• [Problem set]
A - Extract the section of the Fusobacterium genome text starting at "Both FN and FNV have an" and ending at "their cognate ATPases.", copying it word for word.
B - Continue the Fusobacterium genome text from where it stops.
::: Excerpted text :::
Both FN and FNV have an identical sugar phosphotransferase (PTS) system. For example, in FNV genes, encoding EI and one copy of HPr are in an operon, whereas the second Hpr copy lies elsewhere on the chromosome. Both subspecies that have a PTS system for fructose have fused IIA, IIB, and IIC subunits and a second system similar to the glucose and N-acetylglucosamine BC subunits. In addition, there are two IIA subunits, one of which likely interacts with the BC subunit. The P-type ATPases for export of zinc, copper, calcium, and cadmium have been identified in FN and FNV. Both FN and FNV have two copies of arsenate export membrane proteins that could function alone or with their cognate ATPases.

Lipid Biosynthesis

All of the ORFs in FNV for lipid, phospholipid synthesis, and LPS are similar to those in F. nucleatum (Kapatral et al. 2002). FN has two licABC operons, whereas one in the sequenced region of FNV has been identified. There is an orphan licC and licA ORF distant from the licABC operon. The licD ORF is displaced in both the Fusobacterium sub spp. unlike Haemophilus influenzae (Kapatral et al. 2002). The fatty acid biosynthesis genes such as oxoacyl synthase, oxoacyl reductase, and enoyl reductase, except for 3-hydroxyfecanoyl dehydratase, are identical in both genomes. Four ORFs for oxoacyl synthase in FNV and three in FN have been identified.

Bioenergetics

Fusobacteria generate most of its energy equivalents by fermentation of amino acids and carbohydrates. The primary respiratory system for Fusobacterium sub spp. is oxidative phosphorylation. Fusobacterium sub spp. lacks classical components of the aerobic electron transfer chain such as complex I (NADH-quinone oxidoreductase, (EC 1.6.5.3), complex II (succinate:quinone oxidoreductase, EC 1.3.9.1), complex III (ubiquinone-cytochrome c reductase, EC 1.10.2.2), terminal, and complex IV (cytochrome or quinol reductase). Nevertheless, they can survive under microaerophilic conditions because of the presence of NADH oxidase (EC 1.6.99.3).
::: Source data :::
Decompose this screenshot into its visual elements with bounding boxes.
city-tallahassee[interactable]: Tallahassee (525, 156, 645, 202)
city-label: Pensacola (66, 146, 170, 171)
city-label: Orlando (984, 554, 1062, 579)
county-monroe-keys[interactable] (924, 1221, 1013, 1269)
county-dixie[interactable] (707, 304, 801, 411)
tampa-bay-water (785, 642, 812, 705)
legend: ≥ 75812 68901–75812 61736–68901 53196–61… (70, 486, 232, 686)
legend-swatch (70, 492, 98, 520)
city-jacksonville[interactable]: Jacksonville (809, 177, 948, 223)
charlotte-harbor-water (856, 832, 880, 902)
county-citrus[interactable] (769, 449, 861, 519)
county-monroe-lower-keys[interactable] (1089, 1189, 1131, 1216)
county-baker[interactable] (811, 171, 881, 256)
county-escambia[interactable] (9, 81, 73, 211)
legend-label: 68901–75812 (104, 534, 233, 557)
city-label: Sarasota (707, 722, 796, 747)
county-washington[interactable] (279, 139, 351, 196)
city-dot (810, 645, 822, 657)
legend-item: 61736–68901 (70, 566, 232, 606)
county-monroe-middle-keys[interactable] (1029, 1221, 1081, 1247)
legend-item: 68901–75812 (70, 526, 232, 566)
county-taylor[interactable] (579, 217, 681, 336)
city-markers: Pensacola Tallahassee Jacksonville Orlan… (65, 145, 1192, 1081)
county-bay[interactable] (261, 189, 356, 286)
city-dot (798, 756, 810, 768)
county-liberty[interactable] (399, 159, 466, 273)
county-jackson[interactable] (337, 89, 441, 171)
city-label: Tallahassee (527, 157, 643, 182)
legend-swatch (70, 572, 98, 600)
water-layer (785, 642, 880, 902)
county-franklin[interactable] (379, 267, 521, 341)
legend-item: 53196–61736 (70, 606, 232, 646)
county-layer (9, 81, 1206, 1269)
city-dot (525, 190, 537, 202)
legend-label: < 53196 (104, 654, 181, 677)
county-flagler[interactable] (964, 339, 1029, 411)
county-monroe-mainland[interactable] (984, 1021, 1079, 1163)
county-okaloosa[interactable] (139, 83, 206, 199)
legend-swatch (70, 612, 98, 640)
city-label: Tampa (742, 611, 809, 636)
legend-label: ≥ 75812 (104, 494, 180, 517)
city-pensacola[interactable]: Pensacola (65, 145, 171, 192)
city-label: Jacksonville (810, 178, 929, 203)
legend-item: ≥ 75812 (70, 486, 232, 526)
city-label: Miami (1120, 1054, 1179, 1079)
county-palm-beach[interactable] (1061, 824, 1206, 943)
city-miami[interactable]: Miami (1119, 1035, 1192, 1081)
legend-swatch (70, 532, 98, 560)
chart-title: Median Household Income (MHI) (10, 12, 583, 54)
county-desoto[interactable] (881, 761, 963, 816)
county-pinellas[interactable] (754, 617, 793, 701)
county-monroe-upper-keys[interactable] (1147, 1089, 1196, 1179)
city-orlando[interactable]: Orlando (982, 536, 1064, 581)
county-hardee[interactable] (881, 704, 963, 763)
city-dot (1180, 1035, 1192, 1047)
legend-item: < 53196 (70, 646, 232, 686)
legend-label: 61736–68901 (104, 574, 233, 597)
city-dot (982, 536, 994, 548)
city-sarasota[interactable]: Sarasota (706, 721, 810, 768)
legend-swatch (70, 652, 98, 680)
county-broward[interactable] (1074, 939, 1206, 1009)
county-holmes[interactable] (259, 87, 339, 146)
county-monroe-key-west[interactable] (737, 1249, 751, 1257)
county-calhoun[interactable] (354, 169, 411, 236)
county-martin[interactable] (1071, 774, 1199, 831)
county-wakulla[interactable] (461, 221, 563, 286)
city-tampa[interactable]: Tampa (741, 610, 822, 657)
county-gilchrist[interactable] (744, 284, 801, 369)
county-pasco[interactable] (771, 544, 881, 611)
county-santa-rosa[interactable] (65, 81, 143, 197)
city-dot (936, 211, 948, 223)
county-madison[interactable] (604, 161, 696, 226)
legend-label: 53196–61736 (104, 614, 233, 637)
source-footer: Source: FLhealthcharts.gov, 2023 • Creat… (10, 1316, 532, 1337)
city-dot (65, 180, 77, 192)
:::
• [Per-task answers]
A -
Both FN and FNV have an identical sugar phosphotransferase (PTS) system. For example, in FNV genes, encoding EI and one copy of HPr are in an operon, whereas the second Hpr copy lies elsewhere on the chromosome. Both subspecies that have a PTS system for fructose have fused IIA, IIB, and IIC subunits and a second system similar to the glucose and N-acetylglucosamine BC subunits. In addition, there are two IIA subunits, one of which likely interacts with the BC subunit. The P-type ATPases for export of zinc, copper, calcium, and cadmium have been identified in FN and FNV. Both FN and FNV have two copies of arsenate export membrane proteins that could function alone or with their cognate ATPases.

B -
The anaerobic respiration system in Fusobacteria is complex. Several major routes for electrons that enter into the respiratory chain have been identified, including Na+ translocating NADH-quinone dehydrogenase (EC 1.6.5.—), NAD (P) H+ dehydrogenase (EC 1.6.99.—), electron transfer flavoprotein-ubiquinone oxidoreductase system (EC 1.5.5.1), and D- and L-lactate dehydrogenase (EC 1.1.1.28 and EC 1.1.1.27). All of the enzyme complexes for terminal electron acceptors, including those that oxidize quinones, are absent, and only ORFs for mercuric reductase and the flavoprotein subunit of fumarate reductase are found. The presence of the latter ORF may not be functional because iron-sulfur and hydrophobic anchor subunits are absent. In addition to the above terminal electron acceptors, only FNV has the entire operon (three ORFs) for anaerobic sulfite reductase. Sulfite reductase would allow FNV to generate sulfide from sulfite. The subunit B of sulfite reductase has an FAD-binding motif, a large hydrophobic domain, and could interact with a cytosolic ferredoxin to accept electrons from the quinone pool. ORFs for ubiquinone synthesis have not been identified. There are two ORFs that encode enzymes (O-succinylbenzoate CoA-synthase and 1,4-dihydroxy-2-naphthoate octaprenyl transferase) involved in menaquinone biosynthesis in FN, but none in FNV. An ORF for 1,4-dihydroxy-2-naphthoate octaprenyltransferase is found in FNV. It is not surprising to find menaquinone as an electron transport component in Fusobacteria considering its anaerobic lifestyle. Cytochrome-based electron transfer reactions are absent. Fusobacteria have a Na+ exchange-based and proton-based cycle to generate a transmembrane electrochemical gradient similar to those found in Vibrio cholerae and

Pseudomonas aeruginosa. ORFs for Na+-translocating NADH-quinone dehydrogenase, Na+ transporting ATP synthase, and a number of Na+/H+ transporters are present in both species. Both Na+/H+ antiporters and H+-translocating ATP syntheses serve as major contributors to the proton-based electrochemical gradient. On the basis of this analysis, we conclude that Fusobacteria has a limited capability for aerobic respiration and is suited for an anaerobic life style, consistent with its growth in vitro and in anaerobic pockets of mouth (Dzink et al. 1990).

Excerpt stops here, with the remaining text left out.